- **GIVEN TASK**: Identify every line containing the word "горных" and reproduce each one.

- **SOURCE MATERIAL**:
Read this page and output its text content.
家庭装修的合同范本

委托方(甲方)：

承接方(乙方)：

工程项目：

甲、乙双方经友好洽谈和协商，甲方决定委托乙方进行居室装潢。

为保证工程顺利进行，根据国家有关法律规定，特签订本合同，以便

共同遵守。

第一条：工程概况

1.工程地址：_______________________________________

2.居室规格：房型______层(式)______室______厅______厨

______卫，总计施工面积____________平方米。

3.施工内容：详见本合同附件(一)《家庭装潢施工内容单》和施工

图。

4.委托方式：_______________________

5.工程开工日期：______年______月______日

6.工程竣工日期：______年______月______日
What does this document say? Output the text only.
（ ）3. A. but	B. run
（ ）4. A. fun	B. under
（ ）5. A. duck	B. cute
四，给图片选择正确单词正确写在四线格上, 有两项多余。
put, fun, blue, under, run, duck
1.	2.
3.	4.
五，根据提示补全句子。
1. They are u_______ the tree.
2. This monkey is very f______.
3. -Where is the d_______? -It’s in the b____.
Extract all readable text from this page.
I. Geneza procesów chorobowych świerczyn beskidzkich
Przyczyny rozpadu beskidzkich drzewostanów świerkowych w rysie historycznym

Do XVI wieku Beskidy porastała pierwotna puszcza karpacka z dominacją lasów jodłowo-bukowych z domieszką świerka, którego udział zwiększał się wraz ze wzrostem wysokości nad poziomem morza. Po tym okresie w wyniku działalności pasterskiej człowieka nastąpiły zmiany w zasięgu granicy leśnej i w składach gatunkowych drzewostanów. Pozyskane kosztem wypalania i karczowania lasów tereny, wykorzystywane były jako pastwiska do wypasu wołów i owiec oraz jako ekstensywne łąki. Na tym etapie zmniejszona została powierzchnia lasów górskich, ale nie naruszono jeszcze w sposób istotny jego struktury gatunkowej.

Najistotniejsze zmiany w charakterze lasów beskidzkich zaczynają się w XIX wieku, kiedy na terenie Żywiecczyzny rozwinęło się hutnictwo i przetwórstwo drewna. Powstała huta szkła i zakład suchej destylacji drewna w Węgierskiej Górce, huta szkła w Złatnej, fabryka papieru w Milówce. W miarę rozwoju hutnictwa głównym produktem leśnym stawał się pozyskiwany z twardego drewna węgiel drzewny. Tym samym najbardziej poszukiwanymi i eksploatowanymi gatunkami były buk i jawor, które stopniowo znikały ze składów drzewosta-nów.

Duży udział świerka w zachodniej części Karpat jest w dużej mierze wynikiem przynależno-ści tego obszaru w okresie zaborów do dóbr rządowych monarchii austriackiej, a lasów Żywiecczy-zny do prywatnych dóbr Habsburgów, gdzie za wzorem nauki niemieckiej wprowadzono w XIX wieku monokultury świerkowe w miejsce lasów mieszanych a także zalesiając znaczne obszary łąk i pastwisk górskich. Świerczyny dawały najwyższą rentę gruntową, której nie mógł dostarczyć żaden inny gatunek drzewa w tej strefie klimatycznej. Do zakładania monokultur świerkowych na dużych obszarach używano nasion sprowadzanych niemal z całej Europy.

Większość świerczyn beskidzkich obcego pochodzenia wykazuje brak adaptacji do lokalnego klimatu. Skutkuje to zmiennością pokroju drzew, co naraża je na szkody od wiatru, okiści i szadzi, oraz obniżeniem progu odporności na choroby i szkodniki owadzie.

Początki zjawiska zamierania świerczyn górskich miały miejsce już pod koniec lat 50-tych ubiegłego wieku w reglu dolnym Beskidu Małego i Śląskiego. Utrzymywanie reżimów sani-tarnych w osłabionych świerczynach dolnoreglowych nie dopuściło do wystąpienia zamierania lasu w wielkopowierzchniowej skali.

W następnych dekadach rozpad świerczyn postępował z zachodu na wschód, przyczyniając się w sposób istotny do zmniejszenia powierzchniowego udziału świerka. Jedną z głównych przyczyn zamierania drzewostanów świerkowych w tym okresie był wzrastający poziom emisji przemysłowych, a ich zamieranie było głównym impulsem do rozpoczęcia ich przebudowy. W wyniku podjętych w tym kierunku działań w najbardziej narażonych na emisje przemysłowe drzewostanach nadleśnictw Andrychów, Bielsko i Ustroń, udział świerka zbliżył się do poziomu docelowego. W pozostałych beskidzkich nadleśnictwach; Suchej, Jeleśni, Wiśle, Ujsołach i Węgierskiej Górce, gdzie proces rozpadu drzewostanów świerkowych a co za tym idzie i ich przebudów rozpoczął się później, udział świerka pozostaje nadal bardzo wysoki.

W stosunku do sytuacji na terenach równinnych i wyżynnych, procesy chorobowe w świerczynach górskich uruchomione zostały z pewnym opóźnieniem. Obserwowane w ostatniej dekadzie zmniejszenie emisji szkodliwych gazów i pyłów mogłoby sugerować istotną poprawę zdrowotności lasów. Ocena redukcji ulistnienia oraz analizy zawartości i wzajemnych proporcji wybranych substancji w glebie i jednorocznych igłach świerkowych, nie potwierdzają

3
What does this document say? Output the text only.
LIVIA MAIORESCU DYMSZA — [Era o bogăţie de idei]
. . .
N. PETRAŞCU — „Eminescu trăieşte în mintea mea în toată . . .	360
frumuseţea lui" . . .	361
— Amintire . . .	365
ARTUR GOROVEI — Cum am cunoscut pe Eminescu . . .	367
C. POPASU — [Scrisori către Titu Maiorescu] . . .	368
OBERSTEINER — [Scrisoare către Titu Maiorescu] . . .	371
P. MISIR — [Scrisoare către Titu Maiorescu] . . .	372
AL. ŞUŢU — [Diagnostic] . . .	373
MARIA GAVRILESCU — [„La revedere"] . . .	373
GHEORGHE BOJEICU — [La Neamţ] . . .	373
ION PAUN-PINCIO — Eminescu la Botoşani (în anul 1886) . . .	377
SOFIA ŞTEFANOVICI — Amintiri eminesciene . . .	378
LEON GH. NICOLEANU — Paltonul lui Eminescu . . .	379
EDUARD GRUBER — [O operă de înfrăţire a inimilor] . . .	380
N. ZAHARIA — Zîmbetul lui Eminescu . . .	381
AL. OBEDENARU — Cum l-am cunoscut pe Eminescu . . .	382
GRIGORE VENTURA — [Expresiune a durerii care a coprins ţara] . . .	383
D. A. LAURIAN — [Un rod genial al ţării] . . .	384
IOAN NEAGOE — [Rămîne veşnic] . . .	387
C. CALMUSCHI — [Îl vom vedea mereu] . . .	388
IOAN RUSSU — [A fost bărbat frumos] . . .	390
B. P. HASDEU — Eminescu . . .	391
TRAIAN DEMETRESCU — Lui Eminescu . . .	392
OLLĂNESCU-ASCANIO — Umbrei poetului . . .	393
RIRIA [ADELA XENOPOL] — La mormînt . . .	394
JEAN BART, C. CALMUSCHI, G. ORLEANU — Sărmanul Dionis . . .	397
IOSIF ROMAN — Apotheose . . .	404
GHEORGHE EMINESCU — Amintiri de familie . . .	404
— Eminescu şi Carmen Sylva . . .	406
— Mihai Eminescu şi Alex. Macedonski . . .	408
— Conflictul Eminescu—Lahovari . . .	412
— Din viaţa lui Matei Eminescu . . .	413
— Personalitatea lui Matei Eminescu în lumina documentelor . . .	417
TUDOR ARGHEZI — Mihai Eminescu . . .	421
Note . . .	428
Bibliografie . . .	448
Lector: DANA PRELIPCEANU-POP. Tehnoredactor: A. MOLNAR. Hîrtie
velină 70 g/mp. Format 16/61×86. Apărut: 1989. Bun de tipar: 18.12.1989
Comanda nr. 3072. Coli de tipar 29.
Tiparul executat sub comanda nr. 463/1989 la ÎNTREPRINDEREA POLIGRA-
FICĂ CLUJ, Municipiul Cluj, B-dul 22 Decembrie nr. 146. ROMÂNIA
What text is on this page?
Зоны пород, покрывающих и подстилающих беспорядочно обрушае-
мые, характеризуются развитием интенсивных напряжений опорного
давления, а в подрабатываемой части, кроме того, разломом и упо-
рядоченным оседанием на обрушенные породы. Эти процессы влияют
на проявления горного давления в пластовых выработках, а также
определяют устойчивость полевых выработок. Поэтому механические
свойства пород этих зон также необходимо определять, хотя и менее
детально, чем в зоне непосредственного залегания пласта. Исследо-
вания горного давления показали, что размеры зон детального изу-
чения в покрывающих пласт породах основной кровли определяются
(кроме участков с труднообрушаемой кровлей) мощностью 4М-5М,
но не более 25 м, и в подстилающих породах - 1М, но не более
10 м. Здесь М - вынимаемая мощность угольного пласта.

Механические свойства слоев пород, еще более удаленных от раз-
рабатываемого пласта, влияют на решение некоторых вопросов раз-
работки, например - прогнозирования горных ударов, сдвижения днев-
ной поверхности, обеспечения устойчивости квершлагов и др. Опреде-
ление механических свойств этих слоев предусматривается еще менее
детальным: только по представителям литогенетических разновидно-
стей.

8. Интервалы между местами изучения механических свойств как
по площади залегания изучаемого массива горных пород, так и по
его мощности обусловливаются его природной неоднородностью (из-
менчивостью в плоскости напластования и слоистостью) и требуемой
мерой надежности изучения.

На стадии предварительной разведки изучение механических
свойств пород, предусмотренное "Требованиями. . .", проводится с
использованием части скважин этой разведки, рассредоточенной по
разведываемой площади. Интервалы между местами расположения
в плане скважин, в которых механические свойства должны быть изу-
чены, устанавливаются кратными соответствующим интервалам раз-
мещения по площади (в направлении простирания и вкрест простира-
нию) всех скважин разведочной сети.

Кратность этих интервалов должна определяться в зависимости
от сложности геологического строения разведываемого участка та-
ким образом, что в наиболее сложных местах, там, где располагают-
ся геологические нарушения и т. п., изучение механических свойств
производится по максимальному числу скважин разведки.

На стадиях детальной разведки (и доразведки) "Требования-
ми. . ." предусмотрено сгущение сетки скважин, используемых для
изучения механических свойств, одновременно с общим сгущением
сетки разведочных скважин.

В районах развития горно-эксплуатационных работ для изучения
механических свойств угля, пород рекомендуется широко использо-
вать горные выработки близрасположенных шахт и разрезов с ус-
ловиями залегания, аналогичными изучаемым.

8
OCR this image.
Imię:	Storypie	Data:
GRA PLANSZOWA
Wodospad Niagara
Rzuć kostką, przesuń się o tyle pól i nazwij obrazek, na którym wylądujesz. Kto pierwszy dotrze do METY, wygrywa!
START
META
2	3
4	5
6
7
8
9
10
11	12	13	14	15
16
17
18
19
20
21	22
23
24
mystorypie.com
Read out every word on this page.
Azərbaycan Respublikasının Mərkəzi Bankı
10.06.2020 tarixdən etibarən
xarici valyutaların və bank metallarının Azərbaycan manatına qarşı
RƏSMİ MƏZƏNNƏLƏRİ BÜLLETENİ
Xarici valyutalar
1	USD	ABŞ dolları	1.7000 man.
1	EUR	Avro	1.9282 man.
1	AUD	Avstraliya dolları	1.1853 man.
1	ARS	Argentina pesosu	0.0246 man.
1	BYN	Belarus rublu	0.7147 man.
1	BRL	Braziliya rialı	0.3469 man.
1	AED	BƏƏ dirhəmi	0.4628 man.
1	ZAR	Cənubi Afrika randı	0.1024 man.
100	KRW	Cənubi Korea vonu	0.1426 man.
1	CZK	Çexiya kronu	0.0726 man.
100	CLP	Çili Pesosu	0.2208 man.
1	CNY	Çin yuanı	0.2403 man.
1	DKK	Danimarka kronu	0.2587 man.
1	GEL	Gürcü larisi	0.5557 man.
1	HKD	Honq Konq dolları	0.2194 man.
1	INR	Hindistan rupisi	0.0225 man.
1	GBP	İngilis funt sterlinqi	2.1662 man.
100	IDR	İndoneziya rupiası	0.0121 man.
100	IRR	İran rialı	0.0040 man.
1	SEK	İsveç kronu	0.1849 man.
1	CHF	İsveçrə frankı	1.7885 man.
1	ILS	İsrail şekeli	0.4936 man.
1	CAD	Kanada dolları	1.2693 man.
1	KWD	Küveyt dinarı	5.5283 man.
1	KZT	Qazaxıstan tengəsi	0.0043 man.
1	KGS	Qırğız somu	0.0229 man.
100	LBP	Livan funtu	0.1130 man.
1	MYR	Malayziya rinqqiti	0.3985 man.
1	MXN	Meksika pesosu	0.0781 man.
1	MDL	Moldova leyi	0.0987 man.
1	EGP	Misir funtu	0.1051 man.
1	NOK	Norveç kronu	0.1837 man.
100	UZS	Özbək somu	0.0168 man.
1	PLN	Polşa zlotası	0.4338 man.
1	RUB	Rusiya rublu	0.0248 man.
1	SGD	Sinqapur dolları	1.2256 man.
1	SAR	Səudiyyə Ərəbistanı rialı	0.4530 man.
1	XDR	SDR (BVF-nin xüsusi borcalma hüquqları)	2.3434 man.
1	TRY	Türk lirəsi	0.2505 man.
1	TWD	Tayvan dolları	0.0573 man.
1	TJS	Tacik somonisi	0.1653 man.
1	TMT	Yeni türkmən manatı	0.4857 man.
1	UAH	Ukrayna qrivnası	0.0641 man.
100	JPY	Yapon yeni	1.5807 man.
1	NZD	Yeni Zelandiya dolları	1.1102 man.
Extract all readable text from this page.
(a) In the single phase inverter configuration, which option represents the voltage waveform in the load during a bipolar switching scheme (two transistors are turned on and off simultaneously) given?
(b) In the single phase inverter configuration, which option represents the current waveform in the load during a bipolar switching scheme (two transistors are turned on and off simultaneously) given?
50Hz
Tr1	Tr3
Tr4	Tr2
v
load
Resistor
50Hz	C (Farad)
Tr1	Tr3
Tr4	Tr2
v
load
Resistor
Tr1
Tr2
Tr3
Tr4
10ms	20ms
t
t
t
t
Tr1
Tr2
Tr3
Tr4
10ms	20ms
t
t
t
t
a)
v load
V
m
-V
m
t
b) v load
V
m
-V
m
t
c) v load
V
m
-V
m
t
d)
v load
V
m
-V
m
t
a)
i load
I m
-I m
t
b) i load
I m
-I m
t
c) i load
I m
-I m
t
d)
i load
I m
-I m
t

- **SOLUTION TO THE EXERCISE**:
работки, например - прогнозирования горных ударов, сдвижения днев-
по площади залегания изучаемого массива горных пород, так и по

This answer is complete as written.